In view of Charles’s stubborn resistance to an explanatory bill of liberties, Pym welcomed the counter-proposal for a Petition of Right, which he recognized might circumvent the king’s objections. Having helped to draft the bill of liberties, he was automatically appointed to the committee to draw up the Petition, and was also named to check the text’s fair copy (6 and 8 May). Not surprisingly, he both opposed the Lords’ proposed amendments to the Petition and was nominated to help explain why the peers’ alterations were unacceptable (13 May). He insisted on 20 May that the Petition must continue to state that abuses had been committed by the king’s authority, and dismissed the Lords’ additional clause about sovereign power as introducing a novel concept quite distinct from English law.
During the 1629 session, Pym received 16 committee nominations and made 18 recorded speeches, though by now the scale of his influence was such that he must have spoken more frequently than this. As ever his priority was to seek a remedy for religious grievances, but he faced two early obstacles. He partially dealt with the first of these on 21 Jan., when he persuaded the Commons to postpone by nearly a week its debate on the king’s response to the Petition of Right. In the meantime this issue was consigned to a select committee, to which Pym was added.
Howsoever it is alleged that the Parliament are not judges in matters of faith, yet ought they to know the established and fundamental truths, and the contraries unto them; ... there is no court can meet with this mischief but the courts of Parliament. The Convocation cannot because it is but a provincial synod, ... the High Commission cannot, for it hath its authority derived from parliaments.
The House was convinced, at least temporarily, and resolved immediately afterwards to give religion precedence over all other business.

PROBLEM SET:
**A)** Answer these questions from the passage on Pym and the Petition of Right:
(i) On what date did Pym insist that the Petition must continue to state that abuses had been committed by the king's authority?
(ii) How many committee nominations did Pym receive during the 1629 session?
(iii) What did the House resolve to give precedence over all other business?
**B)** Copy the section of the Pym passage starting at "In view of Charles’s" and ending at "from English law.".
**C)** Proceed with the passage on Pym and the Petition of Right from the point where it stops.
The material after the Pym passage stands apart from it.

(Data items)
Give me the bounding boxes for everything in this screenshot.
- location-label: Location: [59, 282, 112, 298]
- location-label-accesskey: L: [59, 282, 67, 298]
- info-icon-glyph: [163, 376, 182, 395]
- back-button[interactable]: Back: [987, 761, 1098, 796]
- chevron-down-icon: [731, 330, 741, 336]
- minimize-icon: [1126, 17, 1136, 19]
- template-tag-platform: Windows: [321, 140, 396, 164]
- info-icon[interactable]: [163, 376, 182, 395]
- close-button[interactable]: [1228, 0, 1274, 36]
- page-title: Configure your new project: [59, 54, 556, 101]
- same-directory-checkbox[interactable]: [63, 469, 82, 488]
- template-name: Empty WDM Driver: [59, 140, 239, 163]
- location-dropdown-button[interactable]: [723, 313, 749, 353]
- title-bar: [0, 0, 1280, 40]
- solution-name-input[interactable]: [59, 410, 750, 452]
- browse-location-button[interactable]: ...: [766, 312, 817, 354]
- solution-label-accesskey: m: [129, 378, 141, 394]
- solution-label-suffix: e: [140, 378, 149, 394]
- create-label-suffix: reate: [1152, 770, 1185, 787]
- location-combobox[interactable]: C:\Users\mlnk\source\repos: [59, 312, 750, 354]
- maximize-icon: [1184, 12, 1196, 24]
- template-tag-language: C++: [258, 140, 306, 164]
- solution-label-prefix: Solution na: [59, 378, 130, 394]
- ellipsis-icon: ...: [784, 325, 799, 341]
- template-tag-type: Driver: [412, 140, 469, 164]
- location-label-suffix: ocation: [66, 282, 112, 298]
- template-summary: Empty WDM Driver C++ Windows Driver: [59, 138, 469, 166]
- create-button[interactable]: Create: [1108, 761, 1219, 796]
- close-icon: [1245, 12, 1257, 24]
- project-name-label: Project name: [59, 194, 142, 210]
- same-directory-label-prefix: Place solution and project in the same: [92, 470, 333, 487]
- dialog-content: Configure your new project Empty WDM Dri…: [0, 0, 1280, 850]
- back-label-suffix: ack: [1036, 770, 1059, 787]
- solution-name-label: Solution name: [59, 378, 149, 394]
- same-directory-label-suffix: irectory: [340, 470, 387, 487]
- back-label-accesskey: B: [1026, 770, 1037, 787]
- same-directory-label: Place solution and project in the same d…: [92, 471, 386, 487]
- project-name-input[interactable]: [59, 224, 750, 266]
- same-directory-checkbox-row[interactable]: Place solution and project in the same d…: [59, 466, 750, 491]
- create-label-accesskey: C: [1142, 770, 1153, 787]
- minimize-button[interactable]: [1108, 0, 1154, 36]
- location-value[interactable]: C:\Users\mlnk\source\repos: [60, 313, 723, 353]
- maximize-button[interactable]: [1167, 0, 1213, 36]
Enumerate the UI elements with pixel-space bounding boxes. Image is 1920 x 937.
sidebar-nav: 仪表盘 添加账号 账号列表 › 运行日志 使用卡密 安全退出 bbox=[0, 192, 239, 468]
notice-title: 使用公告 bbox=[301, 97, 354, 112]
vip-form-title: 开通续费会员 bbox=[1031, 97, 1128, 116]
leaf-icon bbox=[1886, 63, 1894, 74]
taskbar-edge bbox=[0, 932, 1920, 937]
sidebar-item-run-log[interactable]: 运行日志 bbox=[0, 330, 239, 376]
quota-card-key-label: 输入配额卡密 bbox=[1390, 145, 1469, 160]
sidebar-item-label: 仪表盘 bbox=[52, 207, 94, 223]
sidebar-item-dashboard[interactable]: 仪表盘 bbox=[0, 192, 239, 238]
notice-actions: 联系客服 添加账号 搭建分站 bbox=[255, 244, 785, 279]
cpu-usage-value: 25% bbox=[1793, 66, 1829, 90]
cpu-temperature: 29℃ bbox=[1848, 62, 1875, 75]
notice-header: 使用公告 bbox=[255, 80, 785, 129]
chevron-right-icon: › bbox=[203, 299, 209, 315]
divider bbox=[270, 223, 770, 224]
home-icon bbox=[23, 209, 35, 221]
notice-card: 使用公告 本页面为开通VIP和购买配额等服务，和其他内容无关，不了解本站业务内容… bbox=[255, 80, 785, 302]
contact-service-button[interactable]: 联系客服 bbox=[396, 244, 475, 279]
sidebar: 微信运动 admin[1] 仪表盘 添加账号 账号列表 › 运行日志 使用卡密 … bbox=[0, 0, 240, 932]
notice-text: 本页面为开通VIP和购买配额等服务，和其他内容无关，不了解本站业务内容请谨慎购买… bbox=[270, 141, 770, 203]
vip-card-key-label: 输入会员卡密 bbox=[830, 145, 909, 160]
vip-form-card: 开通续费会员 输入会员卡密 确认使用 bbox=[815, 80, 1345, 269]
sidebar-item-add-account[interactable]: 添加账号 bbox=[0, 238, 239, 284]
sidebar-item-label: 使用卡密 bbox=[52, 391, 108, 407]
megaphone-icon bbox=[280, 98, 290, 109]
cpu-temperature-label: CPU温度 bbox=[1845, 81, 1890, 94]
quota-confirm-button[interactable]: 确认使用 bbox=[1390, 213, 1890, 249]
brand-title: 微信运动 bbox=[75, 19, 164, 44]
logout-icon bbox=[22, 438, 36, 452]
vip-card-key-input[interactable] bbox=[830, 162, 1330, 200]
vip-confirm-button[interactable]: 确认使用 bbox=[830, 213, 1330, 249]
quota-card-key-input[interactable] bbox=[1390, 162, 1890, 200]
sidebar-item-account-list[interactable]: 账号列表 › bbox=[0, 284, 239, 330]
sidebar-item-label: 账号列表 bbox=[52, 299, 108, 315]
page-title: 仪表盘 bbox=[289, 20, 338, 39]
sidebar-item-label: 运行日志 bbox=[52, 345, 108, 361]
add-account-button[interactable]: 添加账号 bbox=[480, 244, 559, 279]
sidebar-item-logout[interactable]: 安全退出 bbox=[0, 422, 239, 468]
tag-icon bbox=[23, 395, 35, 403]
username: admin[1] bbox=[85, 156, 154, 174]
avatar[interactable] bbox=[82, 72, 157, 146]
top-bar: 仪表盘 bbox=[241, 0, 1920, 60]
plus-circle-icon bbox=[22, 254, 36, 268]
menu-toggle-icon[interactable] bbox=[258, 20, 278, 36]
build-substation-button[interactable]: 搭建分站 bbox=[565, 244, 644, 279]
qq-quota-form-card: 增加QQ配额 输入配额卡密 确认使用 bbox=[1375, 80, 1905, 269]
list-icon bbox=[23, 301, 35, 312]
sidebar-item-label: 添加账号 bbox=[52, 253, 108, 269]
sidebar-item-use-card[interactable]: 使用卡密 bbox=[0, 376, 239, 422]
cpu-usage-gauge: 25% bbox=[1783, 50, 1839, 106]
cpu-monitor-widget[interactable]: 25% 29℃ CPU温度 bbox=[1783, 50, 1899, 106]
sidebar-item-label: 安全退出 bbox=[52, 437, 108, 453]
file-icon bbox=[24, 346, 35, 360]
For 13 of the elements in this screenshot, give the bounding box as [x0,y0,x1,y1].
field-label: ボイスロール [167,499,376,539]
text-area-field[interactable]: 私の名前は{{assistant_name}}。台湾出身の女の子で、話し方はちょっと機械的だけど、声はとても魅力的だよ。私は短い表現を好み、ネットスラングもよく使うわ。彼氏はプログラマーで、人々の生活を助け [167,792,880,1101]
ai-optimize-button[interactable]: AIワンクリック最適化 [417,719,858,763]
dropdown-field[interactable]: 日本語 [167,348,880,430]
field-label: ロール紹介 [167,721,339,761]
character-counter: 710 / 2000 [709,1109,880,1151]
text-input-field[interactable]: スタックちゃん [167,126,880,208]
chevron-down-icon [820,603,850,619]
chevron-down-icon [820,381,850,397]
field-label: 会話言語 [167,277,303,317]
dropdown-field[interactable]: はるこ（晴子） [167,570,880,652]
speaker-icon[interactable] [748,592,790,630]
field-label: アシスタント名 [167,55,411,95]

RESULTS OF THE EXERCISE:
**A)**
(i) 20 May
(ii) 16
(iii) Religion

**B)**
In view of Charles’s stubborn resistance to an explanatory bill of liberties, Pym welcomed the counter-proposal for a Petition of Right, which he recognized might circumvent the king’s objections. Having helped to draft the bill of liberties, he was automatically appointed to the committee to draw up the Petition, and was also named to check the text’s fair copy (6 and 8 May). Not surprisingly, he both opposed the Lords’ proposed amendments to the Petition and was nominated to help explain why the peers’ alterations were unacceptable (13 May). He insisted on 20 May that the Petition must continue to state that abuses had been committed by the king’s authority, and dismissed the Lords’ additional clause about sovereign power as introducing a novel concept quite distinct from English law.

**C)**
Attorney-general Heath’s clumsy subpoena against John Rolle on 9 Feb. brought the attention of most Members sharply back to Tunnage and Poundage. Pym was named on 14 Feb. to the committee to consider the Exchequer Court’s decision to uphold the detention of Rolle’s goods, and on 19 Feb. he urged the Commons to resolve the impasse by settling the legal status of Tunnage and Poundage rather than pursue Eliot and Selden’s strategy of treating the dispute as a matter of parliamentary privilege.
The liberties of this House are inferior to the liberties of the kingdom ... and the main end is to establish possession of the subjects, and to take off the commissions and records and orders which are now against us; ... the way to sweeten the business with the king and to rectify ourselves is first to settle these things and then we may in good time proceed to vindicate our own privileges.
This was sound advice, but Eliot and Selden now had the upper hand. Once the House decided to try to use the privilege that extended to Members’ goods as a means of recovering Rolle’s confiscated cloth, it became essential to establish whether the customs farmers who had impounded it were acting on their own behalf, and thus fell within the Commons’ jurisdiction. This was a highly technical question, and on 20 Feb. Pym tried three times to resolve it, either by referring to the customers’ lease or by drawing on his knowledge of Exchequer practice. However, his warning that the king almost certainly retained an interest in the customs farm was disregarded, and the Commons blundered on into total deadlock with Charles. Pym does not feature in the accounts of the tumultuous events of 2 Mar., and it is unclear whether he attended the House that day.
By 1630 Pym had entered the circle of the 2nd earl of Warwick (Sir Robert Rich*) and Lord Brooke (Robert Greville*), and like them became a leading figure in the Providence Island Company during the following decade. The same contacts led to his selection as a grantee of the Saybrook colony two years later. Arguably ‘the master-mind that governed the whole course of the Providence Company’, his duties as treasurer were hugely time-consuming, and perhaps prompted his decision in 1639 to surrender his receivership.